Short problem
Every line containing the word "this" needs to be found and copied.

Figure dataset records
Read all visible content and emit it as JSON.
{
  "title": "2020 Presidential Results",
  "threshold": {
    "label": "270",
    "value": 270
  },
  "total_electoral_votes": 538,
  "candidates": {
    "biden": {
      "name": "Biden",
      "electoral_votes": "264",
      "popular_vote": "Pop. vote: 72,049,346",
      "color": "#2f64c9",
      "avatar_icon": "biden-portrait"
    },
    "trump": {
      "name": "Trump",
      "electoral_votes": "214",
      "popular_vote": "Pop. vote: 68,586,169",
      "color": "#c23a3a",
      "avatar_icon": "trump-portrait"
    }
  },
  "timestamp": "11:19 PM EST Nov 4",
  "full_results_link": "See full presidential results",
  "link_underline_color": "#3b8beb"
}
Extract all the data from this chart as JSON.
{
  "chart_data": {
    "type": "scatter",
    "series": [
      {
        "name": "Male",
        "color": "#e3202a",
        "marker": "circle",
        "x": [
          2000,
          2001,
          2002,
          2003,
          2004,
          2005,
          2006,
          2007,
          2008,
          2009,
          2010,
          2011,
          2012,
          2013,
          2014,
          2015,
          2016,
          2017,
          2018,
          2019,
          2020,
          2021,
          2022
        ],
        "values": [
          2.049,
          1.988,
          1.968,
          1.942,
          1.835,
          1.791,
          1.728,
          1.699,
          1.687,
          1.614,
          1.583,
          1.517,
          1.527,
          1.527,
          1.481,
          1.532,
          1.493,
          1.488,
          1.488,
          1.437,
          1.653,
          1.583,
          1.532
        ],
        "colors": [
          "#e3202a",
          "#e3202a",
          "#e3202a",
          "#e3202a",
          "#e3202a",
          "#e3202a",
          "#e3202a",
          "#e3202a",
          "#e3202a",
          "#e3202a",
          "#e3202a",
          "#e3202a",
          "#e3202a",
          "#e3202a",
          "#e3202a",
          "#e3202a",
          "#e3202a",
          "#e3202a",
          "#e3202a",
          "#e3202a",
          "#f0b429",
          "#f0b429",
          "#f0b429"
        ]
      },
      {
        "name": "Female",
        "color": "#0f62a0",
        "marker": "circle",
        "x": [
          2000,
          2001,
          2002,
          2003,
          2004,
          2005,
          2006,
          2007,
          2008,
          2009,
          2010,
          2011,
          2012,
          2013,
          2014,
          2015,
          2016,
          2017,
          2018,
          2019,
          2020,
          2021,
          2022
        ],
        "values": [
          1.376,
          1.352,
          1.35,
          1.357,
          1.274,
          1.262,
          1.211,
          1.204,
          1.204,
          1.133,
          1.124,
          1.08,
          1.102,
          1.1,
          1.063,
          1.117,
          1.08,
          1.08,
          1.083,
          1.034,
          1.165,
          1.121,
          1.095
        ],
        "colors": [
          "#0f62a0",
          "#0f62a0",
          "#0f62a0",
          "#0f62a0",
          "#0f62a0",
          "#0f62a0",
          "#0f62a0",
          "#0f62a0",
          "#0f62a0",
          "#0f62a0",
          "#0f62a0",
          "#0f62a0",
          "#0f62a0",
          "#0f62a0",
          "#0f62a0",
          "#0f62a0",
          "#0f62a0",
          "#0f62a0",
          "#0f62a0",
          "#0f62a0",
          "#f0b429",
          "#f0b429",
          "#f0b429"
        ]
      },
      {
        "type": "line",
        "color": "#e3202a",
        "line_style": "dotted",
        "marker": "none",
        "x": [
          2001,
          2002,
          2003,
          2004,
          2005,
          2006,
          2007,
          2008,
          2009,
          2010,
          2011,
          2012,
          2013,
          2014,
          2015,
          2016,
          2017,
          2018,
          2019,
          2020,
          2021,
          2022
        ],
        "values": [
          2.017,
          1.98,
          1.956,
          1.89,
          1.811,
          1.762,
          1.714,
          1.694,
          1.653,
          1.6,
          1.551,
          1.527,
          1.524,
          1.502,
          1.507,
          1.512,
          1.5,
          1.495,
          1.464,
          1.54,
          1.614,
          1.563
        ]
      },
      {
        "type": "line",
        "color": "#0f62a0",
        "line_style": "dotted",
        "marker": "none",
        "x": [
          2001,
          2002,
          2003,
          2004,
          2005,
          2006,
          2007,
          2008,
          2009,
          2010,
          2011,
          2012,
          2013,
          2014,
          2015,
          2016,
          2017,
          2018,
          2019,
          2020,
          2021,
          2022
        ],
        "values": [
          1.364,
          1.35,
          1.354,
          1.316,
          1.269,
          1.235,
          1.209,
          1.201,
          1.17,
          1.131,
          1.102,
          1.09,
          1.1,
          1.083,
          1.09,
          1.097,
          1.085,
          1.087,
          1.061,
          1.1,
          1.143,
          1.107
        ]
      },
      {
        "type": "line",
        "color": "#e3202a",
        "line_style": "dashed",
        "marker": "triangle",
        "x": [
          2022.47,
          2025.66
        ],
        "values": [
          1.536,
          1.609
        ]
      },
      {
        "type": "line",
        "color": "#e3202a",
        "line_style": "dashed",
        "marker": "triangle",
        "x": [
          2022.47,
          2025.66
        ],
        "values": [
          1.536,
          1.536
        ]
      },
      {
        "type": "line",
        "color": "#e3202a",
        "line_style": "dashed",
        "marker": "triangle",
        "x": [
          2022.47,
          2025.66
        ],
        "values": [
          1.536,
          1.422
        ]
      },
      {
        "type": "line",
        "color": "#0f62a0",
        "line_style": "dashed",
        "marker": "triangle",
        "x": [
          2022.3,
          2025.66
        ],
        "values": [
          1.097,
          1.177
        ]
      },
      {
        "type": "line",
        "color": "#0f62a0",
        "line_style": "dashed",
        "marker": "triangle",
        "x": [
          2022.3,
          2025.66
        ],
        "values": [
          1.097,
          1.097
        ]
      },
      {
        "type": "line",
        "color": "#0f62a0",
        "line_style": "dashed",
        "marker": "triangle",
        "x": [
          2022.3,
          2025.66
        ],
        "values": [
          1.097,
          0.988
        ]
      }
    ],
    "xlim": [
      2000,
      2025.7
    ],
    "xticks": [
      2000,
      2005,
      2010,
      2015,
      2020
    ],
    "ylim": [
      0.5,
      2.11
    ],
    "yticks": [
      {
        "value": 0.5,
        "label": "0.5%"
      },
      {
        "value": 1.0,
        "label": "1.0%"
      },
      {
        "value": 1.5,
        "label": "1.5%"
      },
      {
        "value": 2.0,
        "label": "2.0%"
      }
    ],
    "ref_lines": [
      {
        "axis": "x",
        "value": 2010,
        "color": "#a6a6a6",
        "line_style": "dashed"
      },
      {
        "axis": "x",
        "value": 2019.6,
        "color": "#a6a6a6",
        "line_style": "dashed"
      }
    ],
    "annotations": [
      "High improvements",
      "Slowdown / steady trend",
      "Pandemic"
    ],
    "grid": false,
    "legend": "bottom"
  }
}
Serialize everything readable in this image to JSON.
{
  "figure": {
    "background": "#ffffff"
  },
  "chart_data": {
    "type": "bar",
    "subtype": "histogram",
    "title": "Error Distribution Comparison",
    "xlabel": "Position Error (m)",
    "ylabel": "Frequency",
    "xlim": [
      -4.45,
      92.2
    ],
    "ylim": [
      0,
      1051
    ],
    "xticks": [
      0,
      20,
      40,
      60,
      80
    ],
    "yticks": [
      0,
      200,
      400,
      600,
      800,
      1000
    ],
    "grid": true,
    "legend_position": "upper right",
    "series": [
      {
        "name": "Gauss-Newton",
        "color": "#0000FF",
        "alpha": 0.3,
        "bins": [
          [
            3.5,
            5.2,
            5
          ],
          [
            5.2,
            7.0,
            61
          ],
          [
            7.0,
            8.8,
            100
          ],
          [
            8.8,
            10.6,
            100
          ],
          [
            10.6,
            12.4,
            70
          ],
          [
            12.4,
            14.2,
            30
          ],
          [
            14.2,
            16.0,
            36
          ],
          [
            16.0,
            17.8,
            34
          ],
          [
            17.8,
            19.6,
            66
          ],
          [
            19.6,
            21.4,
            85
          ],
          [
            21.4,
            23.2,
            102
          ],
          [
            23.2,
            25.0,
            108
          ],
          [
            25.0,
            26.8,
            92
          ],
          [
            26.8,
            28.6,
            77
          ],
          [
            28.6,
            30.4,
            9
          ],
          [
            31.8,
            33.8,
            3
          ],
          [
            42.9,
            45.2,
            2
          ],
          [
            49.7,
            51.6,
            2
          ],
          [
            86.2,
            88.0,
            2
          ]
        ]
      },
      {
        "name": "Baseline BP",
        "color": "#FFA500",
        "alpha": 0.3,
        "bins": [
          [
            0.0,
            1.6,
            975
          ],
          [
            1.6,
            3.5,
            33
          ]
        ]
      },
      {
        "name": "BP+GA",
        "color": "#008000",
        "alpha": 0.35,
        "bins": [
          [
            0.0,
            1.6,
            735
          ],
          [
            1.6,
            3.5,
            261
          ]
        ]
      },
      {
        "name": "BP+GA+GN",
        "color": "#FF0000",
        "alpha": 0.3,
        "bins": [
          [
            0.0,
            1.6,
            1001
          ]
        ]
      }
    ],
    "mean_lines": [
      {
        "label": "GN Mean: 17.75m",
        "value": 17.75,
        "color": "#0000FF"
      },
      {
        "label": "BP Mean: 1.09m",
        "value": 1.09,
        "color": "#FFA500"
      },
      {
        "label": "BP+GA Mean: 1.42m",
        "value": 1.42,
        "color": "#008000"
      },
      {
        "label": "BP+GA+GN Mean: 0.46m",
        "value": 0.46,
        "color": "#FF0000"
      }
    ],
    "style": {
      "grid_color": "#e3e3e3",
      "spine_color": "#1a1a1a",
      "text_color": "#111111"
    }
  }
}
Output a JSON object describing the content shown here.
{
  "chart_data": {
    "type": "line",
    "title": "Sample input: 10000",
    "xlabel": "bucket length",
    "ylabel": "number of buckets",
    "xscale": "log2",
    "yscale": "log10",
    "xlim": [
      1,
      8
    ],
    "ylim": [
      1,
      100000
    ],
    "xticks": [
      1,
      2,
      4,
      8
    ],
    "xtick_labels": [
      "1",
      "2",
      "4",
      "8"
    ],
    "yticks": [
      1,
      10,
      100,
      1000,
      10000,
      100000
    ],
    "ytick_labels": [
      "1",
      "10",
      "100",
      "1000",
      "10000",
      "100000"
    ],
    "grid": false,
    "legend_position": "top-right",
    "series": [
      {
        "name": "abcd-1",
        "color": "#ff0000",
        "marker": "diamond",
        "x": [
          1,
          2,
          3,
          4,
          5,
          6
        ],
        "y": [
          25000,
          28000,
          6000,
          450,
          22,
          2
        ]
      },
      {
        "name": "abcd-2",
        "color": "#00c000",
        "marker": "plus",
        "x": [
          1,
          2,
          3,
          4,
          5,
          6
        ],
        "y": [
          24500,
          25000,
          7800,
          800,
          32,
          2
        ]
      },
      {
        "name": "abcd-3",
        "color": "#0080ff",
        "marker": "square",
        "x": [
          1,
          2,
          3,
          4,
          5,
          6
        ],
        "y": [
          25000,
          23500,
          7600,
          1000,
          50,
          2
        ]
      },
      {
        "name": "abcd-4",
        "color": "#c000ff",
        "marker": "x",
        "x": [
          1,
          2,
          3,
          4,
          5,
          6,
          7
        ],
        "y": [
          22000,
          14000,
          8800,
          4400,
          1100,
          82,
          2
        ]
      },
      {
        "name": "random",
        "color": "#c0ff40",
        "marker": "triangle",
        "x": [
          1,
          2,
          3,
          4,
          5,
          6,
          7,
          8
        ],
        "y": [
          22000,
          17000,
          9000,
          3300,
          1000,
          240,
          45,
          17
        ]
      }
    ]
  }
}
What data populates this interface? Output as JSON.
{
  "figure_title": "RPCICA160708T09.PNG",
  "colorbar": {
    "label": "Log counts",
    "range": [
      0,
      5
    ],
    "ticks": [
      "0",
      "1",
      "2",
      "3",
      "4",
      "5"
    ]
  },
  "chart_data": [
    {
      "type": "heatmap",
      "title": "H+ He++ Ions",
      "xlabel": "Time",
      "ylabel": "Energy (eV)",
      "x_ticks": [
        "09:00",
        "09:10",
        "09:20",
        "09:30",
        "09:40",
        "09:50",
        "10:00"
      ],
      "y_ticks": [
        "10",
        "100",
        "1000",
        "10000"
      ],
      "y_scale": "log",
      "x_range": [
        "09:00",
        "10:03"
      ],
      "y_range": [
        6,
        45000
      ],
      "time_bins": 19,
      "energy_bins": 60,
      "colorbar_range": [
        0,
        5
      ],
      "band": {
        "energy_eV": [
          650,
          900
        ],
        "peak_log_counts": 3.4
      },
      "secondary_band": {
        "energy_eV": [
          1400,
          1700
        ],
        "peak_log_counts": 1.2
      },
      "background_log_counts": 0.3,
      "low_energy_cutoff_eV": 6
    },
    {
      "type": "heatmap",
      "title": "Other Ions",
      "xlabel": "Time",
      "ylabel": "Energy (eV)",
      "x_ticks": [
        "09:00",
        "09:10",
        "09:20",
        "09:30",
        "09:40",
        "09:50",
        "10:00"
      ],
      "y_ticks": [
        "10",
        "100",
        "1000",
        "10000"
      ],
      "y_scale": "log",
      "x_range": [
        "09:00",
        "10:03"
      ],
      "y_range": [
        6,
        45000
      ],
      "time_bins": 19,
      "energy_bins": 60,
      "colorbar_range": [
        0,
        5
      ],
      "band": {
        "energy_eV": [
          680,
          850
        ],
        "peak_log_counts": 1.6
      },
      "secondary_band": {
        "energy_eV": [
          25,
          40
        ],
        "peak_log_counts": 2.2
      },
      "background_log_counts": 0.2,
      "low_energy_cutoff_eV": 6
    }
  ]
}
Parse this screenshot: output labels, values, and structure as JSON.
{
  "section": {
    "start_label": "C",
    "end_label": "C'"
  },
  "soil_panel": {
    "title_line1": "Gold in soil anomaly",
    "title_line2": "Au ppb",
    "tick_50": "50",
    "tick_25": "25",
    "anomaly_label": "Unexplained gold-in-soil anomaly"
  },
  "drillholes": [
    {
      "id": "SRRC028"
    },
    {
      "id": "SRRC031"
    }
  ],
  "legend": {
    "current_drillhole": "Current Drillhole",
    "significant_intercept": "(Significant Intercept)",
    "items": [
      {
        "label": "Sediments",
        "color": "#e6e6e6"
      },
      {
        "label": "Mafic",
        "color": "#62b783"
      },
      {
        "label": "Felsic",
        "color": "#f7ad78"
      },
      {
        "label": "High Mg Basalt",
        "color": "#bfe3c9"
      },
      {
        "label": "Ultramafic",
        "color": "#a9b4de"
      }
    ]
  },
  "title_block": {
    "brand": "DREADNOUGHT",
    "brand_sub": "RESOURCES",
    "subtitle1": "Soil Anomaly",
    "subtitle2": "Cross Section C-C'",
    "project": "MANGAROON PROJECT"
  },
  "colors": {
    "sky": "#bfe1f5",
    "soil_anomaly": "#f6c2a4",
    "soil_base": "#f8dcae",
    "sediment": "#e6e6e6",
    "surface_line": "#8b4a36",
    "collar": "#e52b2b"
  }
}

Reply
Extract all the data from this chart as JSON.
Serialize everything readable in this image to JSON.
What data populates this interface? Output as JSON.
Parse this screenshot: output labels, values, and structure as JSON.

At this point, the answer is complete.